───── DATA LISTING

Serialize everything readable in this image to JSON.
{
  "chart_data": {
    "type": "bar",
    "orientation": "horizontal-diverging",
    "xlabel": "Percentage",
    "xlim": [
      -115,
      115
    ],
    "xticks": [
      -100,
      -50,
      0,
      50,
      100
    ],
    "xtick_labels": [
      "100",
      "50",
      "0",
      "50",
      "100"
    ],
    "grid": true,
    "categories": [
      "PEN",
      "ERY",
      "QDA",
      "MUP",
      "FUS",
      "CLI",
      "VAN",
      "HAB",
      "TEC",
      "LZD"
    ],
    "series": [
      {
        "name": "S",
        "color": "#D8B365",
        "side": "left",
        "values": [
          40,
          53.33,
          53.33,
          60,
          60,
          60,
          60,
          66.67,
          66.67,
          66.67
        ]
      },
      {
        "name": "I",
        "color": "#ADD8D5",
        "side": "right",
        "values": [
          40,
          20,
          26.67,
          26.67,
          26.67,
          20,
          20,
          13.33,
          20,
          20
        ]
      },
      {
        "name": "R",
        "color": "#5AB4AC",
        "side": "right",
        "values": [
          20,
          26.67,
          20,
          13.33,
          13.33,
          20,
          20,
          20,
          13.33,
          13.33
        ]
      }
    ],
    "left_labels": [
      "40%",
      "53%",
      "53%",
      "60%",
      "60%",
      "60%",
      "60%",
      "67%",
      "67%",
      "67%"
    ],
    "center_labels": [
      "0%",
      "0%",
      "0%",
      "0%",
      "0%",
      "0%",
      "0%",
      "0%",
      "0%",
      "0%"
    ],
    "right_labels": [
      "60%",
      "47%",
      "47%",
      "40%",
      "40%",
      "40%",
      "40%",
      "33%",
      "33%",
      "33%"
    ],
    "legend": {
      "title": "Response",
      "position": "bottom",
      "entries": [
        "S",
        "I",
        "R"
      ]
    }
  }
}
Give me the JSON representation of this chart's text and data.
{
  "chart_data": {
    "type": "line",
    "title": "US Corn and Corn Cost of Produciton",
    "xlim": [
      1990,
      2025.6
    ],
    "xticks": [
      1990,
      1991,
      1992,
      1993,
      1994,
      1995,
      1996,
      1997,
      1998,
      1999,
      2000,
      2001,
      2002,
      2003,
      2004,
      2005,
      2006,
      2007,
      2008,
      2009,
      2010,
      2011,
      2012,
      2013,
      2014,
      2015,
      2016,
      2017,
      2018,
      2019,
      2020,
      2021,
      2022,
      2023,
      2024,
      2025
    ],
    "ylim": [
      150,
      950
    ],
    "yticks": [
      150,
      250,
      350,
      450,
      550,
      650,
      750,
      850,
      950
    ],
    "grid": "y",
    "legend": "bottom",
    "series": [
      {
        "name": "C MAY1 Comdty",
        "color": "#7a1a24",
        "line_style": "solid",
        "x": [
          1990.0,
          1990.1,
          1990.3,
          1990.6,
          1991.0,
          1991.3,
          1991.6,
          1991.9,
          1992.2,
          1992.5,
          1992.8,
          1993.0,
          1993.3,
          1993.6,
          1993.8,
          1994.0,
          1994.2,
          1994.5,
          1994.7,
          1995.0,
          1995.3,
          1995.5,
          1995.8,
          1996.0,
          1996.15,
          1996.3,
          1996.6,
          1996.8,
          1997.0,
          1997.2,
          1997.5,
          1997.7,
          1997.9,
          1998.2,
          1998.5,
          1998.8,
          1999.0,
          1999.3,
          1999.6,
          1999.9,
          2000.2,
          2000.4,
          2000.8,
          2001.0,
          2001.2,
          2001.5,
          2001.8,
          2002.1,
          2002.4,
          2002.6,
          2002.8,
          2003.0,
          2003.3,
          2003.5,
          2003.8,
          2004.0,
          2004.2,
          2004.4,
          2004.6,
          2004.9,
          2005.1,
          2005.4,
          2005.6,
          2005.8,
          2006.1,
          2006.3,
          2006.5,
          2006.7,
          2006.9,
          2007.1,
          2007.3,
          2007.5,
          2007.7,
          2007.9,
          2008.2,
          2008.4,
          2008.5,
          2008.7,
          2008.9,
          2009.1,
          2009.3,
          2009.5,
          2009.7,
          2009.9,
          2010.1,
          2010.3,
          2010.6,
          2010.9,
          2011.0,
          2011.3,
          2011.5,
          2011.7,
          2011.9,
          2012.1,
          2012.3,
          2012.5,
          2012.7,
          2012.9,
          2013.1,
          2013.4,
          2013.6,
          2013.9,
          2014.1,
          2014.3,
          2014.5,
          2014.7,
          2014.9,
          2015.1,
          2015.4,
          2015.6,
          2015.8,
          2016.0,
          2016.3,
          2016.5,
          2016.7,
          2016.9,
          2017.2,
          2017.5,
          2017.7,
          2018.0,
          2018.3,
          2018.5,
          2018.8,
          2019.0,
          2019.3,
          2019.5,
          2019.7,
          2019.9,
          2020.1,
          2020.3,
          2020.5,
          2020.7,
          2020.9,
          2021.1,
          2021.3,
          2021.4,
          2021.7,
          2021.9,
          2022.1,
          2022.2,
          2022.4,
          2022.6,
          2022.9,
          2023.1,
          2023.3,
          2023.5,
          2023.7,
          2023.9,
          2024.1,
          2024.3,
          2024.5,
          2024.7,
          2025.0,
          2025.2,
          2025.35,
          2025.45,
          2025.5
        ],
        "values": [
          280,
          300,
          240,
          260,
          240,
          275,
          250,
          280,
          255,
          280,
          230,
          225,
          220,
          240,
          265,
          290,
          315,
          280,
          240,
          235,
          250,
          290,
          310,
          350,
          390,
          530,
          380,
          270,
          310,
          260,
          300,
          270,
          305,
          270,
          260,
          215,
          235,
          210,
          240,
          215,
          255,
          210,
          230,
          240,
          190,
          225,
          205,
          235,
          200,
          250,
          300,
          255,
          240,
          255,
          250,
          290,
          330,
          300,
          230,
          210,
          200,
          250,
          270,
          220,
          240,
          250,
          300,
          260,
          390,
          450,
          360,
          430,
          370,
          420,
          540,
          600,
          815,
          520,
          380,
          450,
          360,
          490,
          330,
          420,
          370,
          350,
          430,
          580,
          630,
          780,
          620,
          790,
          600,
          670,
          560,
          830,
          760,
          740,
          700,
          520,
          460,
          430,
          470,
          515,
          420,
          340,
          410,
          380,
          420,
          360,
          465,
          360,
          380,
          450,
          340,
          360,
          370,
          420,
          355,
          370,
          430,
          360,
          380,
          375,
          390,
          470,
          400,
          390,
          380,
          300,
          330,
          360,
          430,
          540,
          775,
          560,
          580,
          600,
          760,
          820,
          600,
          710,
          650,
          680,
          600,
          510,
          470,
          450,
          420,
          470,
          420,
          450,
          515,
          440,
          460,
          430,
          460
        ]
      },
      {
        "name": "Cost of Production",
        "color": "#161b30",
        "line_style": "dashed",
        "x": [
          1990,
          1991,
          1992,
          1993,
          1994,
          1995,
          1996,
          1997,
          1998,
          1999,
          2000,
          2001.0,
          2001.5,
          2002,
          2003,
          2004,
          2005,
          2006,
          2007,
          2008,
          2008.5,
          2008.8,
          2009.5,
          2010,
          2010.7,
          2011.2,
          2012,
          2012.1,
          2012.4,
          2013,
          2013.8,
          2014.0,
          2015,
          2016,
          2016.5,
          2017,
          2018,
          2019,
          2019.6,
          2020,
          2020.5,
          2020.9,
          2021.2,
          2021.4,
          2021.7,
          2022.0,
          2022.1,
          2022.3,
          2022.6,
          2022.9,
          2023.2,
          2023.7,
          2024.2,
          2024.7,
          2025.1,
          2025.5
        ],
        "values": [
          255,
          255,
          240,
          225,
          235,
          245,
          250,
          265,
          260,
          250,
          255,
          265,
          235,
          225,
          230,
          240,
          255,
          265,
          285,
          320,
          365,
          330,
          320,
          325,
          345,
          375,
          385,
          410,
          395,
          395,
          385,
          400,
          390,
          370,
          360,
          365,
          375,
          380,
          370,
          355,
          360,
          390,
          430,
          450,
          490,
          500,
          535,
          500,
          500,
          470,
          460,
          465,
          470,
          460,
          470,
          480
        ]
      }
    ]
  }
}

──────────

[YOUR INSTRUCTIONS]: State how many lines of the records above contain "title", with no words besides the number.

[WRITTEN REPLY]: 2